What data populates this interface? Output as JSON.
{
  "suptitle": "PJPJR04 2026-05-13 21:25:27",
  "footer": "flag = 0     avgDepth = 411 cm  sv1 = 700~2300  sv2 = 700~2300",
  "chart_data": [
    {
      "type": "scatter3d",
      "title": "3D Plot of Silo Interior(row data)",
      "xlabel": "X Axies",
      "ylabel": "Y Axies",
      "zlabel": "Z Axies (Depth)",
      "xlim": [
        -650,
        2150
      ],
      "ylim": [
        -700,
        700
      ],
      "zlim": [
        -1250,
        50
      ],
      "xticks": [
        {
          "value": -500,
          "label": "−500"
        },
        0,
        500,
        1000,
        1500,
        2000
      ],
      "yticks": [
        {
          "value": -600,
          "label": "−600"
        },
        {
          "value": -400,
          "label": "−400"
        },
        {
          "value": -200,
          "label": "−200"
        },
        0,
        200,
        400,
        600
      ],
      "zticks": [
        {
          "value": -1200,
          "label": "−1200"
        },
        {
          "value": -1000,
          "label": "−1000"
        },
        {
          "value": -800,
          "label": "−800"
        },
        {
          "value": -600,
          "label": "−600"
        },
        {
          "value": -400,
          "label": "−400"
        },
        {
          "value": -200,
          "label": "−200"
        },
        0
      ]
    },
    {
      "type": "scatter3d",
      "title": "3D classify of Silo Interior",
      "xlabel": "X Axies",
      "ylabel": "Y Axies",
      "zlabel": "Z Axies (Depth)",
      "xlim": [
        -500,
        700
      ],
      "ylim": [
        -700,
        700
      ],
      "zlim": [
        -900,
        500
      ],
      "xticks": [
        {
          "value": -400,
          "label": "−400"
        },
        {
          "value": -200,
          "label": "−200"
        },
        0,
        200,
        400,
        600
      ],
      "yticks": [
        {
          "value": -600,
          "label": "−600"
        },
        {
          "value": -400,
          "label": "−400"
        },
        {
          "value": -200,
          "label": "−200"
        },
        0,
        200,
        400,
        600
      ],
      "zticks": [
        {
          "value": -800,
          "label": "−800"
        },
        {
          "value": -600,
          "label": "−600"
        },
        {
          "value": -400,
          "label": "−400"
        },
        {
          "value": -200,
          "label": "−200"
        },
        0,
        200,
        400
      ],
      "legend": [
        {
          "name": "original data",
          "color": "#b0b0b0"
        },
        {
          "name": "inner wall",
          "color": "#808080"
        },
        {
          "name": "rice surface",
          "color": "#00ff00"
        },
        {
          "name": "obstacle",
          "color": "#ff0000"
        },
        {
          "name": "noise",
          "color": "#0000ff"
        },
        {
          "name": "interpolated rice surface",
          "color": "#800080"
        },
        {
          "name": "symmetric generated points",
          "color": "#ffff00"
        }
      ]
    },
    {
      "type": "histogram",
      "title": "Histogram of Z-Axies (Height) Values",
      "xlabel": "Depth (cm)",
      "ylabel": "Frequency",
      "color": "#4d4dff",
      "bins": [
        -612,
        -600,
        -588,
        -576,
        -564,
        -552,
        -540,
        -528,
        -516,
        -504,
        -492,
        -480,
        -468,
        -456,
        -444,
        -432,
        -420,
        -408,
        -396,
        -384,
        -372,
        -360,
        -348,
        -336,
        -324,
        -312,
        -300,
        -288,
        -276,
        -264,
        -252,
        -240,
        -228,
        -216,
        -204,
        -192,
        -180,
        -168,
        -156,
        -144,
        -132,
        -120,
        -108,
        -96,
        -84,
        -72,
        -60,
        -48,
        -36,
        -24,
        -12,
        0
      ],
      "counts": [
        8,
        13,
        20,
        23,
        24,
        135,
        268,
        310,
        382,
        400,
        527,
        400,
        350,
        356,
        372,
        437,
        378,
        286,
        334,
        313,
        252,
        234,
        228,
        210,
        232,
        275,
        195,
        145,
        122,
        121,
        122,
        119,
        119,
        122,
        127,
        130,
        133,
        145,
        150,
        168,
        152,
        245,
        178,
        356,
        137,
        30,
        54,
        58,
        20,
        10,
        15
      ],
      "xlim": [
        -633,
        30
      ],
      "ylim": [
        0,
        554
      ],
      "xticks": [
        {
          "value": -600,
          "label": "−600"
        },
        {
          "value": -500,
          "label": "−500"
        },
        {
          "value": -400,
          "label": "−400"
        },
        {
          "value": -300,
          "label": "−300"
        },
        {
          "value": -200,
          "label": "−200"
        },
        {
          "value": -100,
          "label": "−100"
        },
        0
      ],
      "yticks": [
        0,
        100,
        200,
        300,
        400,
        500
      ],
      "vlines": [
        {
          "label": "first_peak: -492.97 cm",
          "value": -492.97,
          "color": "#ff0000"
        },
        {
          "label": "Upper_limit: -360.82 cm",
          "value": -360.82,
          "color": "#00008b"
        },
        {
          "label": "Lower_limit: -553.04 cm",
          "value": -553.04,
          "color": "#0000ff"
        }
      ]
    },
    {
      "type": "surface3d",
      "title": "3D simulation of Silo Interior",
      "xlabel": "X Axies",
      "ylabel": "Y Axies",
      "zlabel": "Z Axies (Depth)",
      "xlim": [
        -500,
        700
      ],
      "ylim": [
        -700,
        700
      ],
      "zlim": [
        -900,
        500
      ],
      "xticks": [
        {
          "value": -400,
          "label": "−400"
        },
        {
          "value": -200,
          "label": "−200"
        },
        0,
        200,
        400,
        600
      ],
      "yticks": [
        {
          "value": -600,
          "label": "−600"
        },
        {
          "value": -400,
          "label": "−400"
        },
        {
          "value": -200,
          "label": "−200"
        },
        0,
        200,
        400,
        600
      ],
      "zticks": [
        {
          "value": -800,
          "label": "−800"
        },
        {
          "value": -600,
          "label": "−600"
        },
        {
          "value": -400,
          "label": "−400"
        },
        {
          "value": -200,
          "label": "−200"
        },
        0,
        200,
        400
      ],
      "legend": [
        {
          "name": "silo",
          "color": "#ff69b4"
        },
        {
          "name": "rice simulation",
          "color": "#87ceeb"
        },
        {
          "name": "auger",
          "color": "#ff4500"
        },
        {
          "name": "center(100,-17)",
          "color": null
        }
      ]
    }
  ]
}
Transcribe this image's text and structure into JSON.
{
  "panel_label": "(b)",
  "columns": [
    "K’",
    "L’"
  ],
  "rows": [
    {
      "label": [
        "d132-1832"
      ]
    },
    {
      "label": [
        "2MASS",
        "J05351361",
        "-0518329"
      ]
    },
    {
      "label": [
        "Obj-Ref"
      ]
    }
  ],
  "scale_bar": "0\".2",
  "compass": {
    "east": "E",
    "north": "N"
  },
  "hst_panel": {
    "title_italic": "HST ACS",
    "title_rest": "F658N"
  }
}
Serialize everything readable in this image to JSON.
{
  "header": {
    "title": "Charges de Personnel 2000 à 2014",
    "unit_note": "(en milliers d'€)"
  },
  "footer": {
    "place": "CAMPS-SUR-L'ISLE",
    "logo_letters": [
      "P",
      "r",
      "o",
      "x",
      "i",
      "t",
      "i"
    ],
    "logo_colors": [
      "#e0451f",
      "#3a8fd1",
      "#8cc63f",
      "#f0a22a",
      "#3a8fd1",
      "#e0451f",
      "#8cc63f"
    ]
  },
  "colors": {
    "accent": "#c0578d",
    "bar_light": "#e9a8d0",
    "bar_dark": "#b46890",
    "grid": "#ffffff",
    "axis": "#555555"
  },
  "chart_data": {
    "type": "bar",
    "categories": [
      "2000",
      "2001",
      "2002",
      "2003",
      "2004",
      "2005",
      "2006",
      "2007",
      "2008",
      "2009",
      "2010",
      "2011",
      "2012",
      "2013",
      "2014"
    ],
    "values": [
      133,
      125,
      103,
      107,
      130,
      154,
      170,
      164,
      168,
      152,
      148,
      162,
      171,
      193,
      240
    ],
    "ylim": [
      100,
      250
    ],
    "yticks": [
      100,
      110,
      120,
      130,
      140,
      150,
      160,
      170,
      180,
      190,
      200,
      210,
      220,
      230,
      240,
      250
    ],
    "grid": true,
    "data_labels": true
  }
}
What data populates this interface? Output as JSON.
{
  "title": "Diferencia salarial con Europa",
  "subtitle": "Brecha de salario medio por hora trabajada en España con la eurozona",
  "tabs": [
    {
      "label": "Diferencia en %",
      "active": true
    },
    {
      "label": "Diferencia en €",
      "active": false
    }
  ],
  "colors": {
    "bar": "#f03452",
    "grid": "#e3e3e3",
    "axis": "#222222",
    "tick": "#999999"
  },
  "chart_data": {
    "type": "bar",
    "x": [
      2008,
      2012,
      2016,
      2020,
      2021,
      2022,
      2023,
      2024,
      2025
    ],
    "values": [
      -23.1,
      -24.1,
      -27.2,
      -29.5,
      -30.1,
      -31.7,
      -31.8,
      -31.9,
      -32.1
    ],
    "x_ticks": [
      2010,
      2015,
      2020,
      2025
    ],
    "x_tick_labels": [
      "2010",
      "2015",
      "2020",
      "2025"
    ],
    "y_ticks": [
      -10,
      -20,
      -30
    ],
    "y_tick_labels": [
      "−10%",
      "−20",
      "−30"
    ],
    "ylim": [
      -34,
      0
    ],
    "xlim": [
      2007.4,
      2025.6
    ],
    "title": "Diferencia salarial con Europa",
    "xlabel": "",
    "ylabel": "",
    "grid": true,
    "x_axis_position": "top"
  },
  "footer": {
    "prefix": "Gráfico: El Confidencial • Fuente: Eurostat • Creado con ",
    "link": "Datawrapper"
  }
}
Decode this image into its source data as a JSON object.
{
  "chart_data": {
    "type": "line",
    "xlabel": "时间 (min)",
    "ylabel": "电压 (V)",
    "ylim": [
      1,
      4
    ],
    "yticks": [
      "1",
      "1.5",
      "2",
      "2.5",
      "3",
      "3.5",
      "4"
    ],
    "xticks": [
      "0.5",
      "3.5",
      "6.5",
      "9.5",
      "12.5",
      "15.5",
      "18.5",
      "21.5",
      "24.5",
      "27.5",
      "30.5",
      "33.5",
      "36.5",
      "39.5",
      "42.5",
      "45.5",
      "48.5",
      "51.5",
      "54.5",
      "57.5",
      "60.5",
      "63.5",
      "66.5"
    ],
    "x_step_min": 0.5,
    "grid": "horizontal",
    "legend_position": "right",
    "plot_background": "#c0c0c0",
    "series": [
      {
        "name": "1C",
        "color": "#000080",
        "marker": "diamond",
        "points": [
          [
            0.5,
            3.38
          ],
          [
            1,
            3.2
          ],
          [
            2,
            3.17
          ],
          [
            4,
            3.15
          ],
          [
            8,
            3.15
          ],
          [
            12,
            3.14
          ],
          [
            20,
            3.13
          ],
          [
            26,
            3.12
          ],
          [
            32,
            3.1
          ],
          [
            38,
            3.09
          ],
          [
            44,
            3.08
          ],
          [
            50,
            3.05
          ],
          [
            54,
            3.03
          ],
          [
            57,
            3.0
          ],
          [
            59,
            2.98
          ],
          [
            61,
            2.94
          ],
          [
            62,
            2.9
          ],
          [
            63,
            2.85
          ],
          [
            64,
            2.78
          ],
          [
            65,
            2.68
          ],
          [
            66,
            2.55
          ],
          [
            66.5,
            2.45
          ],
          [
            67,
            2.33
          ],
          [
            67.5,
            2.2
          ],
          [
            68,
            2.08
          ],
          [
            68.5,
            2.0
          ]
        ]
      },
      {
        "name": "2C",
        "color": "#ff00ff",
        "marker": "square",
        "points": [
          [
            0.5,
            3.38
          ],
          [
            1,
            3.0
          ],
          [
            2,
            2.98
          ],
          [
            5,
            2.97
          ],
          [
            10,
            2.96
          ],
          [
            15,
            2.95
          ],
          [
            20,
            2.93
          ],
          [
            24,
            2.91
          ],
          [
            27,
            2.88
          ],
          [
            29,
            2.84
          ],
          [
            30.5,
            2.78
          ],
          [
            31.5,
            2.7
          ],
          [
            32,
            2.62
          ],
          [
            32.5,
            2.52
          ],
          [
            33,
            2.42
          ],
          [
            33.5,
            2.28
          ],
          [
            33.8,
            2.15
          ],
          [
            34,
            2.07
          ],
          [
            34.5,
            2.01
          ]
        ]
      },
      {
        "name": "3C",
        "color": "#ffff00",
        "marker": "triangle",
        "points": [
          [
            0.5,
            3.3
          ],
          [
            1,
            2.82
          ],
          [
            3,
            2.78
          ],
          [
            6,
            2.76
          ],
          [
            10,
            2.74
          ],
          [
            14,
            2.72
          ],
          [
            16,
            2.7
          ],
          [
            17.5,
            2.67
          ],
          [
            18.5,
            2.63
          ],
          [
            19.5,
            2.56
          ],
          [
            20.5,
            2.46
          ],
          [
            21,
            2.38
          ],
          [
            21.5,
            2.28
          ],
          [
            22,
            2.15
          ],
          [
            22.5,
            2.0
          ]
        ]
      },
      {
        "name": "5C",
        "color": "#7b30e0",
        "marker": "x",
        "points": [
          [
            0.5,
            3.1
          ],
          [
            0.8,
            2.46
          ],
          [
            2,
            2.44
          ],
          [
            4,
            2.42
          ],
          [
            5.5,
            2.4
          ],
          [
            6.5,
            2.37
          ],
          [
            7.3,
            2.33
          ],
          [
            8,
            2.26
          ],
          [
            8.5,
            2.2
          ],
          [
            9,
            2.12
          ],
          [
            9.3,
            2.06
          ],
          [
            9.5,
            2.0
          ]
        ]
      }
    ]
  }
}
================================
What is expected: Collect each line holding the string "grid".

Completed exercise:
    "grid": "#ffffff",
    "grid": true,
    "grid": "#e3e3e3",
    "grid": true,
    "grid": "horizontal",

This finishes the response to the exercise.